:: TO BE DONE ::
From the listing below, pull each line that includes "تناولت".
--- Start TASK DATA ---
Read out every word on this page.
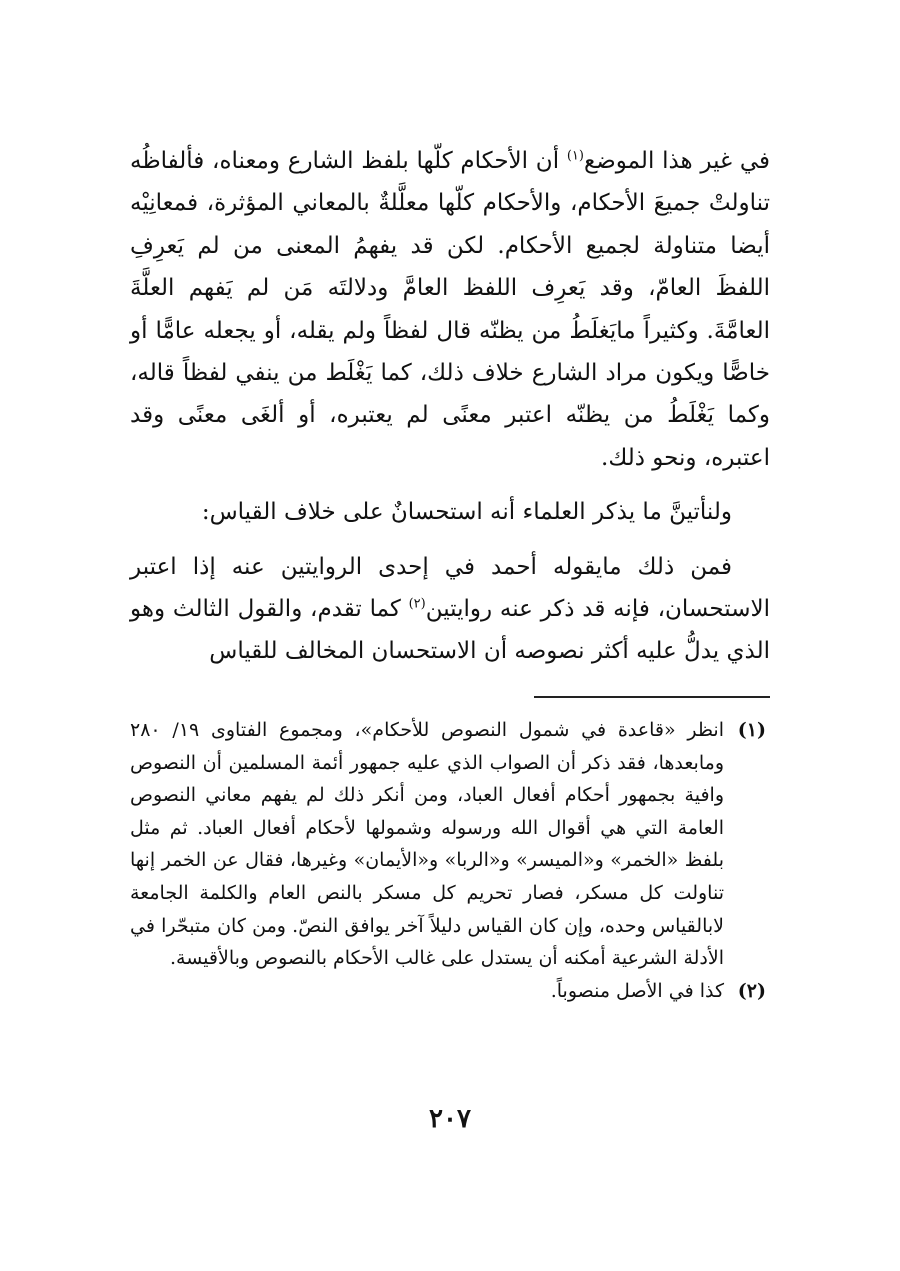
في غير هذا الموضع$^{(١)}$ أن الأحكام كلّها بلفظ الشارع ومعناه، فألفاظُه تناولتْ جميعَ الأحكام، والأحكام كلّها معلَّلةٌ بالمعاني المؤثرة، فمعانِيْه أيضا متناولة لجميع الأحكام. لكن قد يفهمُ المعنى من لم يَعرِفِ اللفظَ العامّ، وقد يَعرِف اللفظ العامَّ ودلالتَه مَن لم يَفهم العلَّةَ العامَّةَ. وكثيراً مايَغلَطُ من يظنّه قال لفظاً ولم يقله، أو يجعله عامًّا أو خاصًّا ويكون مراد الشارع خلاف ذلك، كما يَغْلَط من ينفي لفظاً قاله، وكما يَغْلَطُ من يظنّه اعتبر معنًى لم يعتبره، أو ألغَى معنًى وقد اعتبره، ونحو ذلك.

ولنأتينَّ ما يذكر العلماء أنه استحسانٌ على خلاف القياس:

فمن ذلك مايقوله أحمد في إحدى الروايتين عنه إذا اعتبر الاستحسان، فإنه قد ذكر عنه روايتين$^{(٢)}$ كما تقدم، والقول الثالث وهو الذي يدلُّ عليه أكثر نصوصه أن الاستحسان المخالف للقياس

(١)
انظر «قاعدة في شمول النصوص للأحكام»، ومجموع الفتاوى ١٩/ ٢٨٠ ومابعدها، فقد ذكر أن الصواب الذي عليه جمهور أئمة المسلمين أن النصوص وافية بجمهور أحكام أفعال العباد، ومن أنكر ذلك لم يفهم معاني النصوص العامة التي هي أقوال الله ورسوله وشمولها لأحكام أفعال العباد. ثم مثل بلفظ «الخمر» و«الميسر» و«الربا» و«الأيمان» وغيرها، فقال عن الخمر إنها تناولت كل مسكر، فصار تحريم كل مسكر بالنص العام والكلمة الجامعة لابالقياس وحده، وإن كان القياس دليلاً آخر يوافق النصّ. ومن كان متبحّرا في الأدلة الشرعية أمكنه أن يستدل على غالب الأحكام بالنصوص وبالأقيسة.
(٢)
كذا في الأصل منصوباً.
٢٠٧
--- End TASK DATA ---
:: WORKED ANSWER ::
في غير هذا الموضع$^{(١)}$ أن الأحكام كلّها بلفظ الشارع ومعناه، فألفاظُه تناولتْ جميعَ الأحكام، والأحكام كلّها معلَّلةٌ بالمعاني المؤثرة، فمعانِيْه أيضا متناولة لجميع الأحكام. لكن قد يفهمُ المعنى من لم يَعرِفِ اللفظَ العامّ، وقد يَعرِف اللفظ العامَّ ودلالتَه مَن لم يَفهم العلَّةَ العامَّةَ. وكثيراً مايَغلَطُ من يظنّه قال لفظاً ولم يقله، أو يجعله عامًّا أو خاصًّا ويكون مراد الشارع خلاف ذلك، كما يَغْلَط من ينفي لفظاً قاله، وكما يَغْلَطُ من يظنّه اعتبر معنًى لم يعتبره، أو ألغَى معنًى وقد اعتبره، ونحو ذلك.
انظر «قاعدة في شمول النصوص للأحكام»، ومجموع الفتاوى ١٩/ ٢٨٠ ومابعدها، فقد ذكر أن الصواب الذي عليه جمهور أئمة المسلمين أن النصوص وافية بجمهور أحكام أفعال العباد، ومن أنكر ذلك لم يفهم معاني النصوص العامة التي هي أقوال الله ورسوله وشمولها لأحكام أفعال العباد. ثم مثل بلفظ «الخمر» و«الميسر» و«الربا» و«الأيمان» وغيرها، فقال عن الخمر إنها تناولت كل مسكر، فصار تحريم كل مسكر بالنص العام والكلمة الجامعة لابالقياس وحده، وإن كان القياس دليلاً آخر يوافق النصّ. ومن كان متبحّرا في الأدلة الشرعية أمكنه أن يستدل على غالب الأحكام بالنصوص وبالأقيسة.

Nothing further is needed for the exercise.